**Objective:** Copy out the records in full, word for word, without pictures.

Start

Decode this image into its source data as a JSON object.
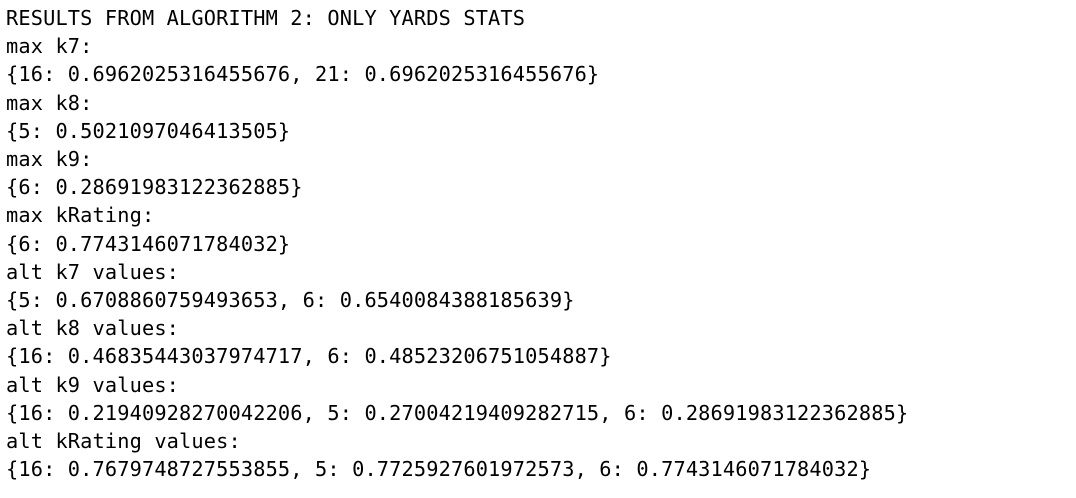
{
  "output": {
    "lines": [
      "RESULTS FROM ALGORITHM 2: ONLY YARDS STATS",
      "max k7:",
      "{16: 0.6962025316455676, 21: 0.6962025316455676}",
      "max k8:",
      "{5: 0.5021097046413505}",
      "max k9:",
      "{6: 0.28691983122362885}",
      "max kRating:",
      "{6: 0.7743146071784032}",
      "alt k7 values:",
      "{5: 0.6708860759493653, 6: 0.6540084388185639}",
      "alt k8 values:",
      "{16: 0.46835443037974717, 6: 0.48523206751054887}",
      "alt k9 values:",
      "{16: 0.21940928270042206, 5: 0.27004219409282715, 6: 0.28691983122362885}",
      "alt kRating values:",
      "{16: 0.7679748727553855, 5: 0.7725927601972573, 6: 0.7743146071784032}"
    ]
  }
}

End

**The completed task:**
Decode this image into its source data as a JSON object.
{
  "output": {
    "lines": [
      "RESULTS FROM ALGORITHM 2: ONLY YARDS STATS",
      "max k7:",
      "{16: 0.6962025316455676, 21: 0.6962025316455676}",
      "max k8:",
      "{5: 0.5021097046413505}",
      "max k9:",
      "{6: 0.28691983122362885}",
      "max kRating:",
      "{6: 0.7743146071784032}",
      "alt k7 values:",
      "{5: 0.6708860759493653, 6: 0.6540084388185639}",
      "alt k8 values:",
      "{16: 0.46835443037974717, 6: 0.48523206751054887}",
      "alt k9 values:",
      "{16: 0.21940928270042206, 5: 0.27004219409282715, 6: 0.28691983122362885}",
      "alt kRating values:",
      "{16: 0.7679748727553855, 5: 0.7725927601972573, 6: 0.7743146071784032}"
    ]
  }
}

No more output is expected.